#### Provided entries

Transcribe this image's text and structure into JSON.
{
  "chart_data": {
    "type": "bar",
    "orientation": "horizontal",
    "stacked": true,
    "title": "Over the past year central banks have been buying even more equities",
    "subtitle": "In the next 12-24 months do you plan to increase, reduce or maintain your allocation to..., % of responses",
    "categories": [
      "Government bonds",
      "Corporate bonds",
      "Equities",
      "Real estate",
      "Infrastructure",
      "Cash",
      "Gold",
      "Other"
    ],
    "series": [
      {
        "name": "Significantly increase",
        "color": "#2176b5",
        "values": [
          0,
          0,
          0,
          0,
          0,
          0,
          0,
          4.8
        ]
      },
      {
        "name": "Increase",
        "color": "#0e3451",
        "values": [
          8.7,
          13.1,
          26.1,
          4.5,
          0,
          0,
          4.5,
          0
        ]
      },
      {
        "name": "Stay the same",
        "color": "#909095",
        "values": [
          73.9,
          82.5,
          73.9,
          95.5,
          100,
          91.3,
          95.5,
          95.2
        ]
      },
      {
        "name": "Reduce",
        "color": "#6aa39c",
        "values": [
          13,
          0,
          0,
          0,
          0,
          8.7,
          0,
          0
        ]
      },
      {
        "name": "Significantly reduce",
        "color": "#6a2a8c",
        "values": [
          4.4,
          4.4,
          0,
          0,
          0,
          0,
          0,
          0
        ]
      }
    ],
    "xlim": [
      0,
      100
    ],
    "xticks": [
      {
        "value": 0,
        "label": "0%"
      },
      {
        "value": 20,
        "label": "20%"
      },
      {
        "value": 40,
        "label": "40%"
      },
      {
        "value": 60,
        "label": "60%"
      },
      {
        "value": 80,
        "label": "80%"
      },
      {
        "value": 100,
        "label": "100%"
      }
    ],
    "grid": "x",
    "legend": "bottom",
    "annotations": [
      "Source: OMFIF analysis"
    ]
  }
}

########

:: Goal of the exercise ::
Restate all of the entries exactly, please.

:: Output of the exercise ::
Transcribe this image's text and structure into JSON.
{
  "chart_data": {
    "type": "bar",
    "orientation": "horizontal",
    "stacked": true,
    "title": "Over the past year central banks have been buying even more equities",
    "subtitle": "In the next 12-24 months do you plan to increase, reduce or maintain your allocation to..., % of responses",
    "categories": [
      "Government bonds",
      "Corporate bonds",
      "Equities",
      "Real estate",
      "Infrastructure",
      "Cash",
      "Gold",
      "Other"
    ],
    "series": [
      {
        "name": "Significantly increase",
        "color": "#2176b5",
        "values": [
          0,
          0,
          0,
          0,
          0,
          0,
          0,
          4.8
        ]
      },
      {
        "name": "Increase",
        "color": "#0e3451",
        "values": [
          8.7,
          13.1,
          26.1,
          4.5,
          0,
          0,
          4.5,
          0
        ]
      },
      {
        "name": "Stay the same",
        "color": "#909095",
        "values": [
          73.9,
          82.5,
          73.9,
          95.5,
          100,
          91.3,
          95.5,
          95.2
        ]
      },
      {
        "name": "Reduce",
        "color": "#6aa39c",
        "values": [
          13,
          0,
          0,
          0,
          0,
          8.7,
          0,
          0
        ]
      },
      {
        "name": "Significantly reduce",
        "color": "#6a2a8c",
        "values": [
          4.4,
          4.4,
          0,
          0,
          0,
          0,
          0,
          0
        ]
      }
    ],
    "xlim": [
      0,
      100
    ],
    "xticks": [
      {
        "value": 0,
        "label": "0%"
      },
      {
        "value": 20,
        "label": "20%"
      },
      {
        "value": 40,
        "label": "40%"
      },
      {
        "value": 60,
        "label": "60%"
      },
      {
        "value": 80,
        "label": "80%"
      },
      {
        "value": 100,
        "label": "100%"
      }
    ],
    "grid": "x",
    "legend": "bottom",
    "annotations": [
      "Source: OMFIF analysis"
    ]
  }
}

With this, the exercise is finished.